STATED GOAL >> Check each line for the string "afectan" and give only the count of lines that have it.

Records from a collection:

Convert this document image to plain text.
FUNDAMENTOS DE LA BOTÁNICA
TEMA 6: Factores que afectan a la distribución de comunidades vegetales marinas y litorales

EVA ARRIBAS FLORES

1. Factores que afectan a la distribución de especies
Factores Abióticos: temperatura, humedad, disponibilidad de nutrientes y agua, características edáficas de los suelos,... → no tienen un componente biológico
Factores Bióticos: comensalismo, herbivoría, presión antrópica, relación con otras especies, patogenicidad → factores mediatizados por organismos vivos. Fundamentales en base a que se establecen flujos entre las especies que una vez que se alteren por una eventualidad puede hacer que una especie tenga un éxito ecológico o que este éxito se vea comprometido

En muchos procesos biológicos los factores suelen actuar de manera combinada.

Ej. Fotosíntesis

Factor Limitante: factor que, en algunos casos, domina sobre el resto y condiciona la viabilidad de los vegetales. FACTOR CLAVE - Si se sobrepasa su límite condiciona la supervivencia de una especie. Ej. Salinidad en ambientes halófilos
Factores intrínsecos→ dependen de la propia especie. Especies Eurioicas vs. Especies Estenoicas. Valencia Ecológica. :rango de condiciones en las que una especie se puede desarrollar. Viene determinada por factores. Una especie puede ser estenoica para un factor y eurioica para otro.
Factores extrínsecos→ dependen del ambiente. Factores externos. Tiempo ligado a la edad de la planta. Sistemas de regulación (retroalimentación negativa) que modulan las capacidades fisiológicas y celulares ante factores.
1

PROBLEM SOLUTION >> 2